*YOUR OBJECTIVE:* Restate each entry word for word, leaving nothing out.

- - - -

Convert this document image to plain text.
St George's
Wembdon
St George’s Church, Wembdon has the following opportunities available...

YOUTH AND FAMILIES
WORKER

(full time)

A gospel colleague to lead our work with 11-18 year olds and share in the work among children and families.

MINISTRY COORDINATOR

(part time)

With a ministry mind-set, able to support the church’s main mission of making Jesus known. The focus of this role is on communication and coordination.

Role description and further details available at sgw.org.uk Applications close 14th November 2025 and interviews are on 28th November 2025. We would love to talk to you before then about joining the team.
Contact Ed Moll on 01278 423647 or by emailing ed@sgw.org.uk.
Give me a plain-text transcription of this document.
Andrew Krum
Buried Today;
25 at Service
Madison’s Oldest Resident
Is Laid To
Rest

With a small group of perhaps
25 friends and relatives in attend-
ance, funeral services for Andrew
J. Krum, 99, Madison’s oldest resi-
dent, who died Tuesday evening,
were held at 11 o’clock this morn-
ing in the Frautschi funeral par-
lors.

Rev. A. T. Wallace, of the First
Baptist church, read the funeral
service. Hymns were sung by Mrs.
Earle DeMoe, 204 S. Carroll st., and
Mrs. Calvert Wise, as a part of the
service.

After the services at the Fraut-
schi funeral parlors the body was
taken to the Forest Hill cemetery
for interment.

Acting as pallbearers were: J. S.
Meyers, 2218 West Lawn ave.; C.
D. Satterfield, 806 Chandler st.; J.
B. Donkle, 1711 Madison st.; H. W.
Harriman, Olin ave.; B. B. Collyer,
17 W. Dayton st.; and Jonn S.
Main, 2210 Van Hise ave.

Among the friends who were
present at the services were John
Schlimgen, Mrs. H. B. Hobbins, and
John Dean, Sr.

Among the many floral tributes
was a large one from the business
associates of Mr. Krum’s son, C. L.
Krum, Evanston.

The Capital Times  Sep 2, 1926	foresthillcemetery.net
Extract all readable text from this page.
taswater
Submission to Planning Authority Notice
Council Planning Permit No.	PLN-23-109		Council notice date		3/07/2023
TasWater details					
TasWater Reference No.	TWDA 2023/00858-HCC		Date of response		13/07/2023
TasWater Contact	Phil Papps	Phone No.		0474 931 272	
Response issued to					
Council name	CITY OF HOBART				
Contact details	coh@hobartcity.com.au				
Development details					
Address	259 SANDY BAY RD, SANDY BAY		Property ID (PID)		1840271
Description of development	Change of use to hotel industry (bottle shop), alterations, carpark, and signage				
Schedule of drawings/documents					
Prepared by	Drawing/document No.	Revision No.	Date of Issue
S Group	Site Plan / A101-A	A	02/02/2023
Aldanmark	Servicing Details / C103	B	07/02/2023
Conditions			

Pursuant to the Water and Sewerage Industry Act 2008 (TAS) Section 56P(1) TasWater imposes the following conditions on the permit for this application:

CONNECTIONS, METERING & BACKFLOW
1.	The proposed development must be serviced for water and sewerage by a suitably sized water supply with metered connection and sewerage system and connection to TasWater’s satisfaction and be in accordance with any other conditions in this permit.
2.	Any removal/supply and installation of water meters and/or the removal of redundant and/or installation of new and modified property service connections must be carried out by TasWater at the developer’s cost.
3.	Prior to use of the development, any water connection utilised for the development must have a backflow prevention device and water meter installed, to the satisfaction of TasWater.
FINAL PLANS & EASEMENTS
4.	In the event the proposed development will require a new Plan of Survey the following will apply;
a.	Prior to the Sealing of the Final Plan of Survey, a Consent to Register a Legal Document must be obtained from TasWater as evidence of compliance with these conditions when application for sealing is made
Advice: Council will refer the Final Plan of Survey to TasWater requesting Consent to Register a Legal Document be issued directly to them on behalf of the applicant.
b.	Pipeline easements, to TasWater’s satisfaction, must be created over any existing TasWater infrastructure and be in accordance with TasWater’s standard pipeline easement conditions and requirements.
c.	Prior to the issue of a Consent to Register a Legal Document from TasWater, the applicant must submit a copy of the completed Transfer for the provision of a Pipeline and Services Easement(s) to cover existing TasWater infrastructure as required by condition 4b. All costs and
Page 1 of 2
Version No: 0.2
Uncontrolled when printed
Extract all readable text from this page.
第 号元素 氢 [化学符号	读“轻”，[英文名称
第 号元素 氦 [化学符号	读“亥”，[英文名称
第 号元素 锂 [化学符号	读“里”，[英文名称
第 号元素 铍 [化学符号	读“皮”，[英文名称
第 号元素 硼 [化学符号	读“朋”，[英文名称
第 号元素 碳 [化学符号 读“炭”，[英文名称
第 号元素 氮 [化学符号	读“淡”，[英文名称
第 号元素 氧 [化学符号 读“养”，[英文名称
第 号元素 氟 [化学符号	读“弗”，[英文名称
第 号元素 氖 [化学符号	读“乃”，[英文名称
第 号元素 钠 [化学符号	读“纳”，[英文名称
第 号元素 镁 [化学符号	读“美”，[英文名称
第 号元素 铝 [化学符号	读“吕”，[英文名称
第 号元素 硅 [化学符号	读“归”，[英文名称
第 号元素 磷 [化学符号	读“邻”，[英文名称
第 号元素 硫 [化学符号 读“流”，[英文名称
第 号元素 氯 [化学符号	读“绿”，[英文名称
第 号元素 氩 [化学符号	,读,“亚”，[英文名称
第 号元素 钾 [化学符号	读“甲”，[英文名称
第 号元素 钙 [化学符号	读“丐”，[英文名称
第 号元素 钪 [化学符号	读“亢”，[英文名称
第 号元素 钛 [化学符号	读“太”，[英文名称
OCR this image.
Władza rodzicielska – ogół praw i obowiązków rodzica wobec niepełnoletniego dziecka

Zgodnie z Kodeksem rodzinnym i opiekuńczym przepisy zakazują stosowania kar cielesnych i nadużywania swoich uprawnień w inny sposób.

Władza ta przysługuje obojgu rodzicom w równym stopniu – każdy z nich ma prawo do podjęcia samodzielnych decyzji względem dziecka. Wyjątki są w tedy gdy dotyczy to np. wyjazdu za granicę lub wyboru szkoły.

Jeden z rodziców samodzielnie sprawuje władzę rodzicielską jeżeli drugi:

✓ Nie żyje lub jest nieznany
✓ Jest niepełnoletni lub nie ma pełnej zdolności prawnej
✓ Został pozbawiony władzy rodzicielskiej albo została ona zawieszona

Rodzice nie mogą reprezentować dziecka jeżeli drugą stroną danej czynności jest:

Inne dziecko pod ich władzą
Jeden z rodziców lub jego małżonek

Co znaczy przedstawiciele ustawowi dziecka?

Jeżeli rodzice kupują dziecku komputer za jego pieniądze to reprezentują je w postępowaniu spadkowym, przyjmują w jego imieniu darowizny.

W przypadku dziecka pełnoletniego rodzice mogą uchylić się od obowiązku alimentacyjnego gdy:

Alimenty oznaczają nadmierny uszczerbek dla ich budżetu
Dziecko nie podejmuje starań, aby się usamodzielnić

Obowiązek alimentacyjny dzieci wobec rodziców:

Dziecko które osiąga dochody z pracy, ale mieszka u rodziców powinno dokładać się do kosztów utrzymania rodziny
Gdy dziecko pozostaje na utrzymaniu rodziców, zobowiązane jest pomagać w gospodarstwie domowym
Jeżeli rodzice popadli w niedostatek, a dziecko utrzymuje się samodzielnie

- - - -

*CORRECT OUTPUT:*
Convert this document image to plain text.
St George's
Wembdon
St George’s Church, Wembdon has the following opportunities available...

YOUTH AND FAMILIES
WORKER

(full time)

A gospel colleague to lead our work with 11-18 year olds and share in the work among children and families.

MINISTRY COORDINATOR

(part time)

With a ministry mind-set, able to support the church’s main mission of making Jesus known. The focus of this role is on communication and coordination.

Role description and further details available at sgw.org.uk Applications close 14th November 2025 and interviews are on 28th November 2025. We would love to talk to you before then about joining the team.
Contact Ed Moll on 01278 423647 or by emailing ed@sgw.org.uk.
Give me a plain-text transcription of this document.
Andrew Krum
Buried Today;
25 at Service
Madison’s Oldest Resident
Is Laid To
Rest

With a small group of perhaps
25 friends and relatives in attend-
ance, funeral services for Andrew
J. Krum, 99, Madison’s oldest resi-
dent, who died Tuesday evening,
were held at 11 o’clock this morn-
ing in the Frautschi funeral par-
lors.

Rev. A. T. Wallace, of the First
Baptist church, read the funeral
service. Hymns were sung by Mrs.
Earle DeMoe, 204 S. Carroll st., and
Mrs. Calvert Wise, as a part of the
service.

After the services at the Fraut-
schi funeral parlors the body was
taken to the Forest Hill cemetery
for interment.

Acting as pallbearers were: J. S.
Meyers, 2218 West Lawn ave.; C.
D. Satterfield, 806 Chandler st.; J.
B. Donkle, 1711 Madison st.; H. W.
Harriman, Olin ave.; B. B. Collyer,
17 W. Dayton st.; and Jonn S.
Main, 2210 Van Hise ave.

Among the friends who were
present at the services were John
Schlimgen, Mrs. H. B. Hobbins, and
John Dean, Sr.

Among the many floral tributes
was a large one from the business
associates of Mr. Krum’s son, C. L.
Krum, Evanston.

The Capital Times  Sep 2, 1926	foresthillcemetery.net
Extract all readable text from this page.
taswater
Submission to Planning Authority Notice
Council Planning Permit No.	PLN-23-109		Council notice date		3/07/2023
TasWater details					
TasWater Reference No.	TWDA 2023/00858-HCC		Date of response		13/07/2023
TasWater Contact	Phil Papps	Phone No.		0474 931 272	
Response issued to					
Council name	CITY OF HOBART				
Contact details	coh@hobartcity.com.au				
Development details					
Address	259 SANDY BAY RD, SANDY BAY		Property ID (PID)		1840271
Description of development	Change of use to hotel industry (bottle shop), alterations, carpark, and signage				
Schedule of drawings/documents					
Prepared by	Drawing/document No.	Revision No.	Date of Issue
S Group	Site Plan / A101-A	A	02/02/2023
Aldanmark	Servicing Details / C103	B	07/02/2023
Conditions			

Pursuant to the Water and Sewerage Industry Act 2008 (TAS) Section 56P(1) TasWater imposes the following conditions on the permit for this application:

CONNECTIONS, METERING & BACKFLOW
1.	The proposed development must be serviced for water and sewerage by a suitably sized water supply with metered connection and sewerage system and connection to TasWater’s satisfaction and be in accordance with any other conditions in this permit.
2.	Any removal/supply and installation of water meters and/or the removal of redundant and/or installation of new and modified property service connections must be carried out by TasWater at the developer’s cost.
3.	Prior to use of the development, any water connection utilised for the development must have a backflow prevention device and water meter installed, to the satisfaction of TasWater.
FINAL PLANS & EASEMENTS
4.	In the event the proposed development will require a new Plan of Survey the following will apply;
a.	Prior to the Sealing of the Final Plan of Survey, a Consent to Register a Legal Document must be obtained from TasWater as evidence of compliance with these conditions when application for sealing is made
Advice: Council will refer the Final Plan of Survey to TasWater requesting Consent to Register a Legal Document be issued directly to them on behalf of the applicant.
b.	Pipeline easements, to TasWater’s satisfaction, must be created over any existing TasWater infrastructure and be in accordance with TasWater’s standard pipeline easement conditions and requirements.
c.	Prior to the issue of a Consent to Register a Legal Document from TasWater, the applicant must submit a copy of the completed Transfer for the provision of a Pipeline and Services Easement(s) to cover existing TasWater infrastructure as required by condition 4b. All costs and
Page 1 of 2
Version No: 0.2
Uncontrolled when printed
Extract all readable text from this page.
第 号元素 氢 [化学符号	读“轻”，[英文名称
第 号元素 氦 [化学符号	读“亥”，[英文名称
第 号元素 锂 [化学符号	读“里”，[英文名称
第 号元素 铍 [化学符号	读“皮”，[英文名称
第 号元素 硼 [化学符号	读“朋”，[英文名称
第 号元素 碳 [化学符号 读“炭”，[英文名称
第 号元素 氮 [化学符号	读“淡”，[英文名称
第 号元素 氧 [化学符号 读“养”，[英文名称
第 号元素 氟 [化学符号	读“弗”，[英文名称
第 号元素 氖 [化学符号	读“乃”，[英文名称
第 号元素 钠 [化学符号	读“纳”，[英文名称
第 号元素 镁 [化学符号	读“美”，[英文名称
第 号元素 铝 [化学符号	读“吕”，[英文名称
第 号元素 硅 [化学符号	读“归”，[英文名称
第 号元素 磷 [化学符号	读“邻”，[英文名称
第 号元素 硫 [化学符号 读“流”，[英文名称
第 号元素 氯 [化学符号	读“绿”，[英文名称
第 号元素 氩 [化学符号	,读,“亚”，[英文名称
第 号元素 钾 [化学符号	读“甲”，[英文名称
第 号元素 钙 [化学符号	读“丐”，[英文名称
第 号元素 钪 [化学符号	读“亢”，[英文名称
第 号元素 钛 [化学符号	读“太”，[英文名称
OCR this image.
Władza rodzicielska – ogół praw i obowiązków rodzica wobec niepełnoletniego dziecka

Zgodnie z Kodeksem rodzinnym i opiekuńczym przepisy zakazują stosowania kar cielesnych i nadużywania swoich uprawnień w inny sposób.

Władza ta przysługuje obojgu rodzicom w równym stopniu – każdy z nich ma prawo do podjęcia samodzielnych decyzji względem dziecka. Wyjątki są w tedy gdy dotyczy to np. wyjazdu za granicę lub wyboru szkoły.

Jeden z rodziców samodzielnie sprawuje władzę rodzicielską jeżeli drugi:

✓ Nie żyje lub jest nieznany
✓ Jest niepełnoletni lub nie ma pełnej zdolności prawnej
✓ Został pozbawiony władzy rodzicielskiej albo została ona zawieszona

Rodzice nie mogą reprezentować dziecka jeżeli drugą stroną danej czynności jest:

Inne dziecko pod ich władzą
Jeden z rodziców lub jego małżonek

Co znaczy przedstawiciele ustawowi dziecka?

Jeżeli rodzice kupują dziecku komputer za jego pieniądze to reprezentują je w postępowaniu spadkowym, przyjmują w jego imieniu darowizny.

W przypadku dziecka pełnoletniego rodzice mogą uchylić się od obowiązku alimentacyjnego gdy:

Alimenty oznaczają nadmierny uszczerbek dla ich budżetu
Dziecko nie podejmuje starań, aby się usamodzielnić

Obowiązek alimentacyjny dzieci wobec rodziców:

Dziecko które osiąga dochody z pracy, ale mieszka u rodziców powinno dokładać się do kosztów utrzymania rodziny
Gdy dziecko pozostaje na utrzymaniu rodziców, zobowiązane jest pomagać w gospodarstwie domowym
Jeżeli rodzice popadli w niedostatek, a dziecko utrzymuje się samodzielnie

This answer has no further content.